Take the line containing "Transcribe the text in this document." and all lines after it, through the end of the material, and repeat them exactly, pictures left out.

RECORDS:
┄┄┄┄┄┄
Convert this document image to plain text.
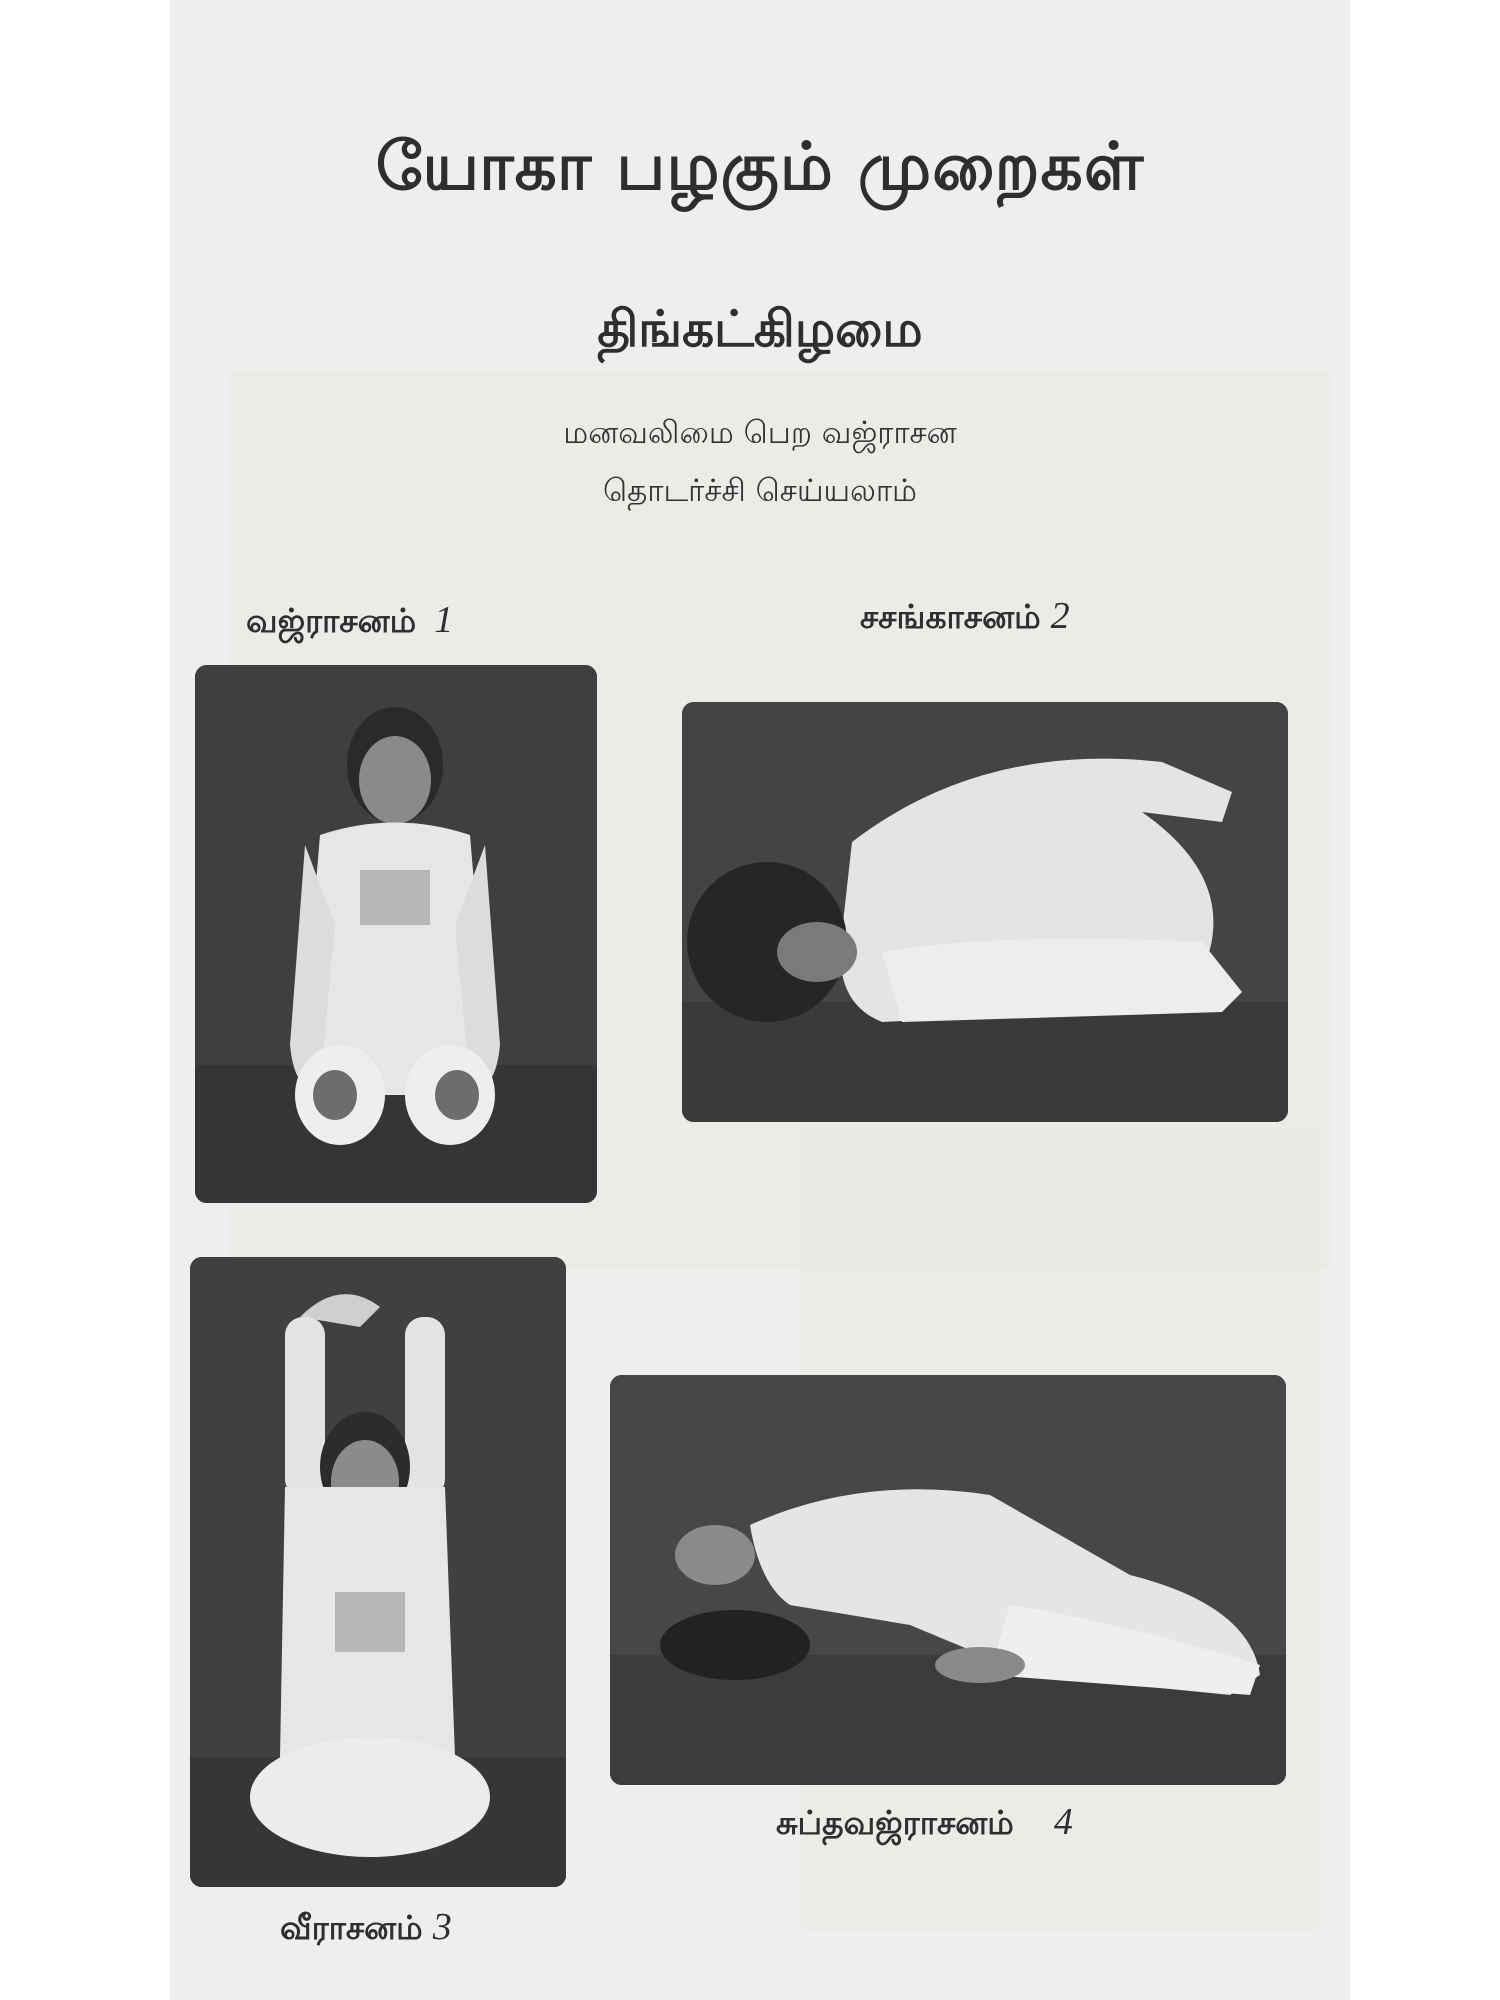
யோகா பழகும் முறைகள்
திங்கட்கிழமை
மனவலிமை பெற வஜ்ராசன
தொடர்ச்சி செய்யலாம்
வஜ்ராசனம் 1	சசங்காசனம் 2
வீராசனம் 3
சுப்தவஜ்ராசனம் 4
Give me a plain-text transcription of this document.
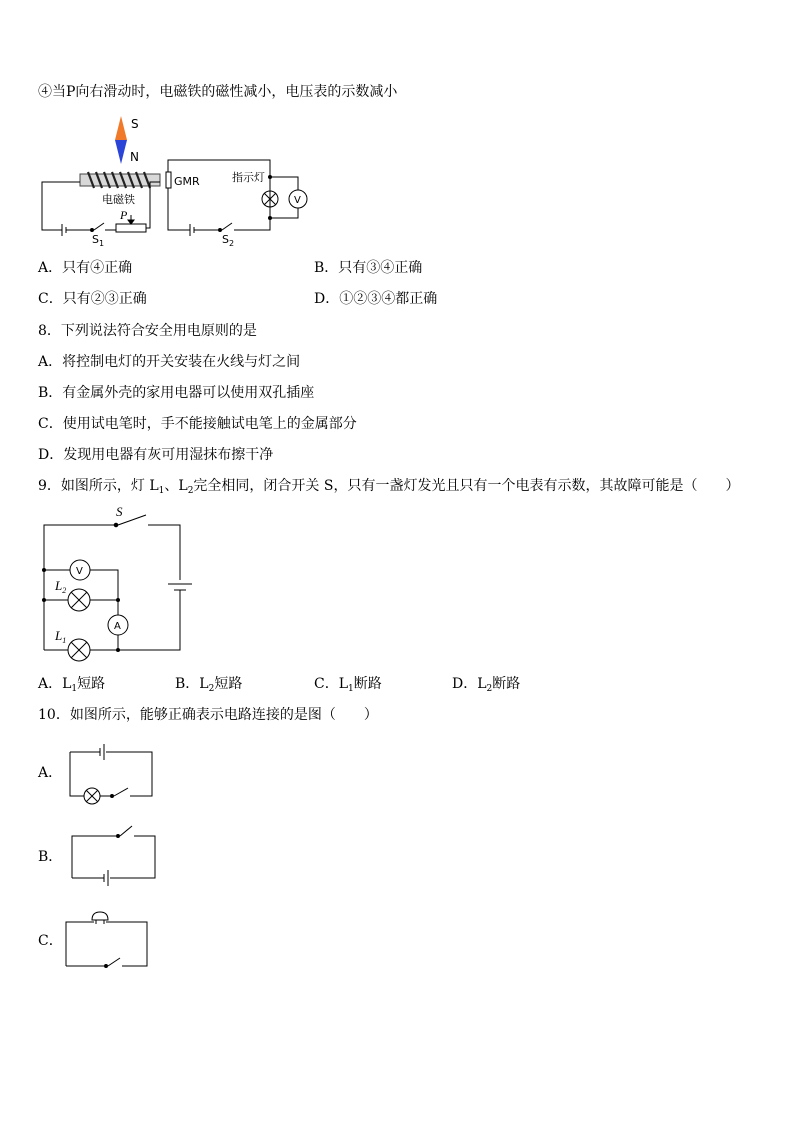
④当P向右滑动时，电磁铁的磁性减小，电压表的示数减小
S
N
电磁铁
P
$S_1$
GMR	指示灯
V
$S_2$
A．只有④正确	B．只有③④正确
C．只有②③正确	D．①②③④都正确
8．下列说法符合安全用电原则的是
A．将控制电灯的开关安装在火线与灯之间
B．有金属外壳的家用电器可以使用双孔插座
C．使用试电笔时，手不能接触试电笔上的金属部分
D．发现用电器有灰可用湿抹布擦干净
9．如图所示，灯 $L_1$、$L_2$完全相同，闭合开关 S，只有一盏灯发光且只有一个电表有示数，其故障可能是（　　）
S
V
A
$L_2$
$L_1$
A．$L_1$短路	B．$L_2$短路	C．$L_1$断路	D．$L_2$断路
10．如图所示，能够正确表示电路连接的是图（　　）
A．
B．
C．
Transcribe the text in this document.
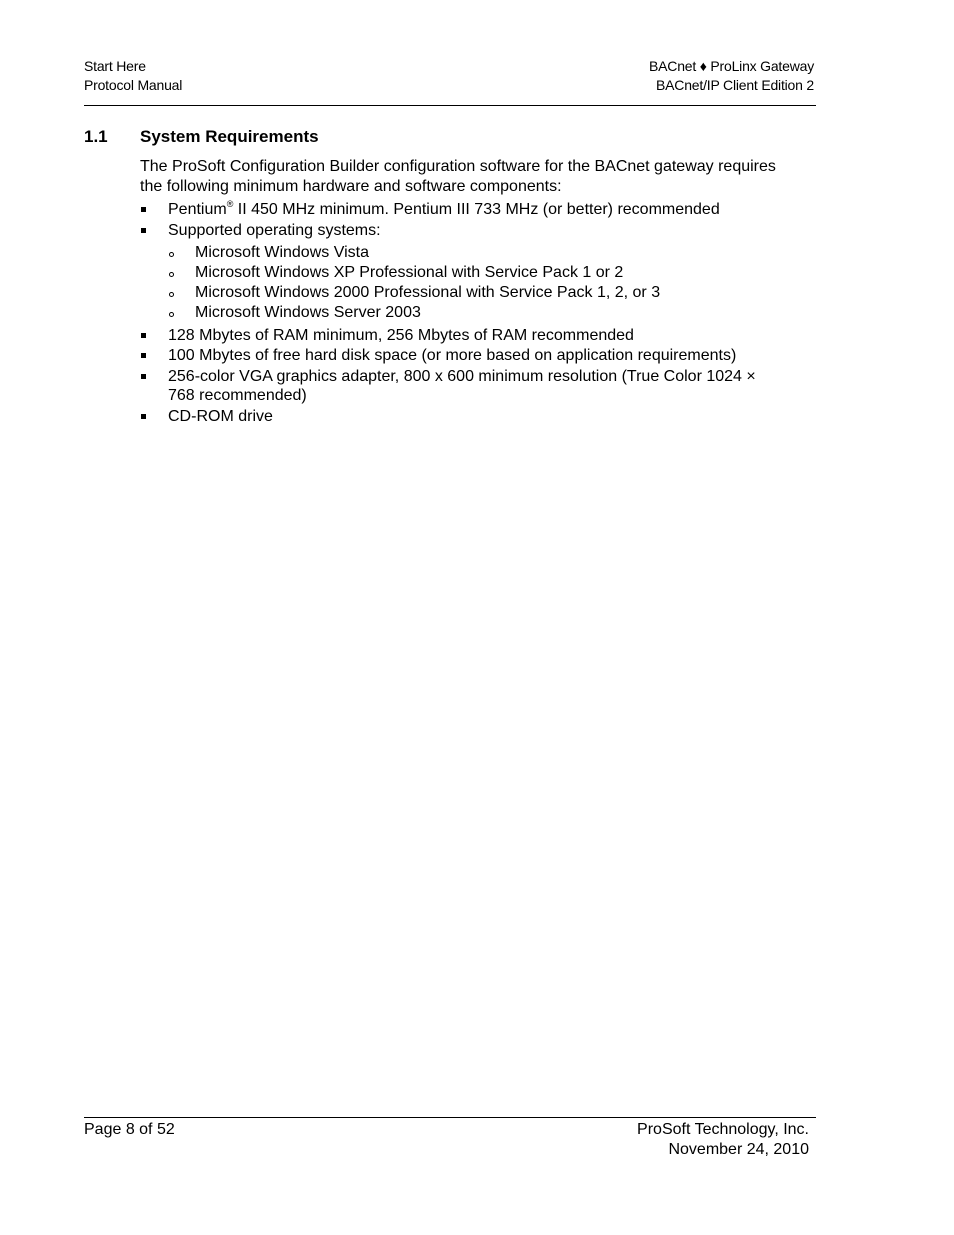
Start Here
Protocol Manual
BACnet ♦ ProLinx Gateway
BACnet/IP Client Edition 2
1.1 System Requirements

The ProSoft Configuration Builder configuration software for the BACnet gateway requires the following minimum hardware and software components:

Pentium® II 450 MHz minimum. Pentium III 733 MHz (or better) recommended
Supported operating systems:
Microsoft Windows Vista
Microsoft Windows XP Professional with Service Pack 1 or 2
Microsoft Windows 2000 Professional with Service Pack 1, 2, or 3
Microsoft Windows Server 2003
128 Mbytes of RAM minimum, 256 Mbytes of RAM recommended
100 Mbytes of free hard disk space (or more based on application requirements)
256-color VGA graphics adapter, 800 x 600 minimum resolution (True Color 1024 × 768 recommended)
CD-ROM drive
Page 8 of 52	ProSoft Technology, Inc.
November 24, 2010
┄┄┄┄┄┄
RESPONSE BELOW:
Transcribe the text in this document.
Start Here
Protocol Manual
BACnet ♦ ProLinx Gateway
BACnet/IP Client Edition 2
1.1 System Requirements

The ProSoft Configuration Builder configuration software for the BACnet gateway requires the following minimum hardware and software components:

Pentium® II 450 MHz minimum. Pentium III 733 MHz (or better) recommended
Supported operating systems:
Microsoft Windows Vista
Microsoft Windows XP Professional with Service Pack 1 or 2
Microsoft Windows 2000 Professional with Service Pack 1, 2, or 3
Microsoft Windows Server 2003
128 Mbytes of RAM minimum, 256 Mbytes of RAM recommended
100 Mbytes of free hard disk space (or more based on application requirements)
256-color VGA graphics adapter, 800 x 600 minimum resolution (True Color 1024 × 768 recommended)
CD-ROM drive
Page 8 of 52	ProSoft Technology, Inc.
November 24, 2010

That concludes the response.